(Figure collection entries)
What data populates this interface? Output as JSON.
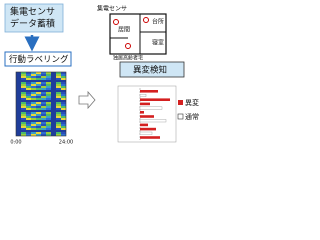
{
  "steps": [
    {
      "label": [
        "集電センサ",
        "データ蓄積"
      ]
    },
    {
      "label": "行動ラベリング"
    },
    {
      "label": "異変検知"
    }
  ],
  "floor_plan": {
    "sensor_label": "集電センサ",
    "house_label": "独居高齢者宅",
    "rooms": [
      "台所",
      "寝室",
      "居間"
    ]
  },
  "heatmap": {
    "x_labels": [
      "0:00",
      "24:00"
    ]
  },
  "legend": [
    "異変",
    "通常"
  ]
}
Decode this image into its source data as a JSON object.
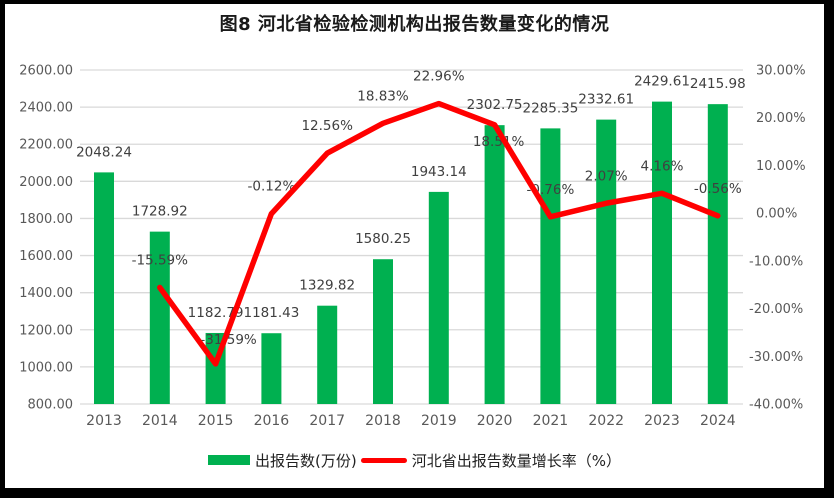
{
  "title": "图8 河北省检验检测机构出报告数量变化的情况",
  "legend": {
    "bars_label": "出报告数(万份)",
    "line_label": "河北省出报告数量增长率（%）"
  },
  "colors": {
    "bar": "#00B050",
    "line": "#FF0000",
    "grid": "#D9D9D9",
    "axis_text": "#595959",
    "data_label": "#404040"
  },
  "chart_data": {
    "type": "bar+line",
    "title": "图8 河北省检验检测机构出报告数量变化的情况",
    "categories": [
      "2013",
      "2014",
      "2015",
      "2016",
      "2017",
      "2018",
      "2019",
      "2020",
      "2021",
      "2022",
      "2023",
      "2024"
    ],
    "series": [
      {
        "name": "出报告数(万份)",
        "type": "bar",
        "axis": "left",
        "color": "#00B050",
        "values": [
          2048.24,
          1728.92,
          1182.79,
          1181.43,
          1329.82,
          1580.25,
          1943.14,
          2302.75,
          2285.35,
          2332.61,
          2429.61,
          2415.98
        ]
      },
      {
        "name": "河北省出报告数量增长率（%）",
        "type": "line",
        "axis": "right",
        "color": "#FF0000",
        "values": [
          null,
          -15.59,
          -31.59,
          -0.12,
          12.56,
          18.83,
          22.96,
          18.51,
          -0.76,
          2.07,
          4.16,
          -0.56
        ]
      }
    ],
    "left_axis": {
      "min": 800,
      "max": 2600,
      "step": 200,
      "tick_format": "0.00"
    },
    "right_axis": {
      "min": -40,
      "max": 30,
      "step": 10,
      "tick_format": "0.00%"
    },
    "grid": true,
    "data_labels": true,
    "legend_position": "bottom"
  }
}
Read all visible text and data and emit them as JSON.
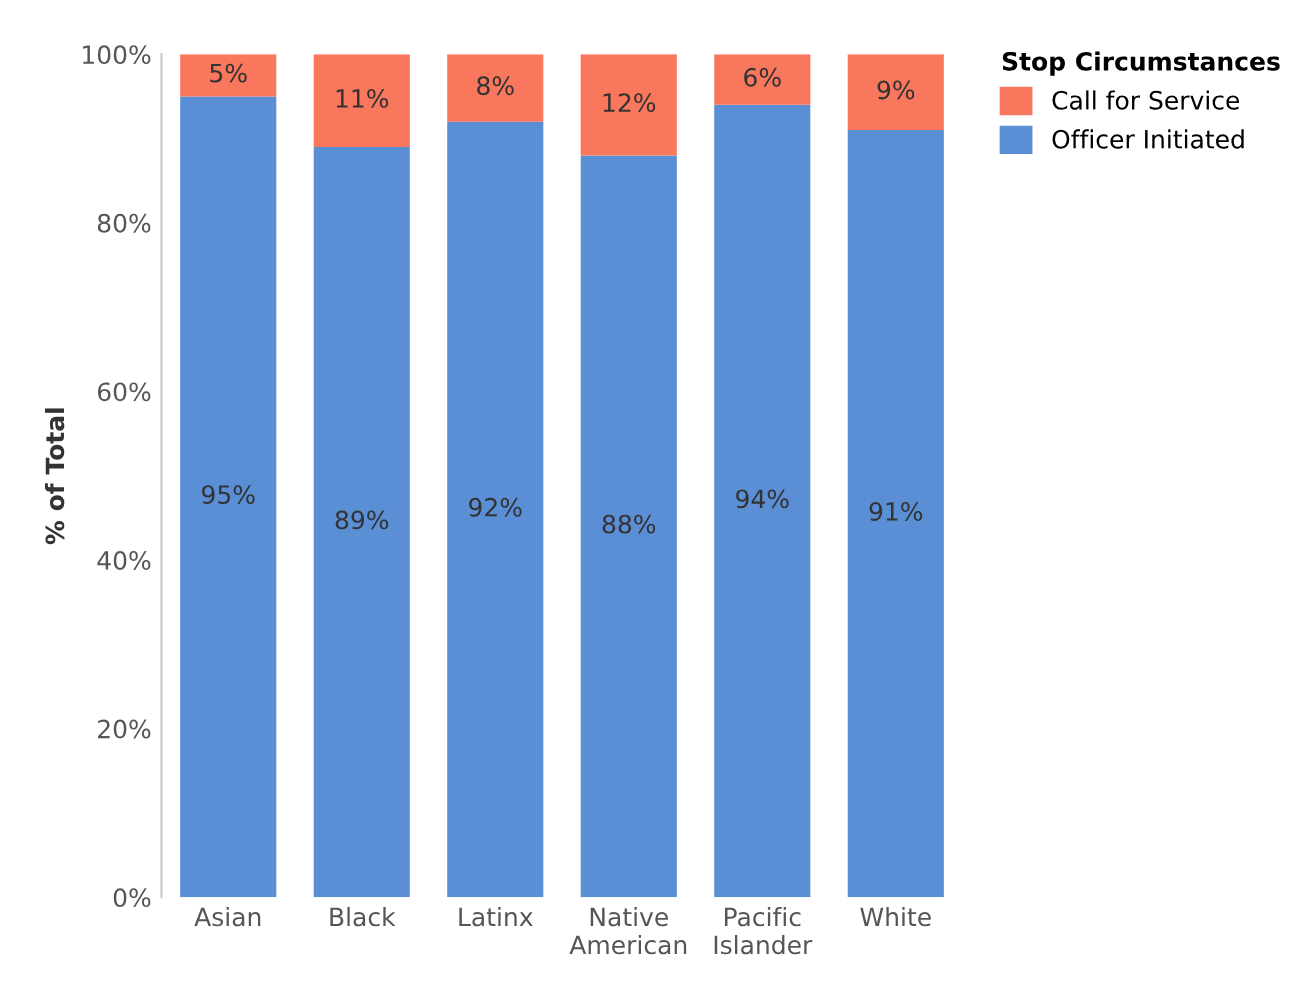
{
  "chart_data": {
    "type": "bar",
    "stacked": true,
    "ylabel": "% of Total",
    "legend_title": "Stop Circumstances",
    "legend": "top right",
    "categories": [
      "Asian",
      "Black",
      "Latinx",
      "Native American",
      "Pacific Islander",
      "White"
    ],
    "series": [
      {
        "name": "Officer Initiated",
        "color": "#5b8fd5",
        "values": [
          95,
          89,
          92,
          88,
          94,
          91
        ],
        "value_labels": [
          "95%",
          "89%",
          "92%",
          "88%",
          "94%",
          "91%"
        ]
      },
      {
        "name": "Call for Service",
        "color": "#f8775d",
        "values": [
          5,
          11,
          8,
          12,
          6,
          9
        ],
        "value_labels": [
          "5%",
          "11%",
          "8%",
          "12%",
          "6%",
          "9%"
        ]
      }
    ],
    "ylim": [
      0,
      100
    ],
    "yticks": [
      {
        "value": 0,
        "label": "0%"
      },
      {
        "value": 20,
        "label": "20%"
      },
      {
        "value": 40,
        "label": "40%"
      },
      {
        "value": 60,
        "label": "60%"
      },
      {
        "value": 80,
        "label": "80%"
      },
      {
        "value": 100,
        "label": "100%"
      }
    ],
    "grid": false
  }
}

Exercise task :: Show each line holding the word "河北省检验检测机构出报告数量变化的情况".

Output for this exercise ::
  "title": "图8 河北省检验检测机构出报告数量变化的情况",
    "title": "图8 河北省检验检测机构出报告数量变化的情况",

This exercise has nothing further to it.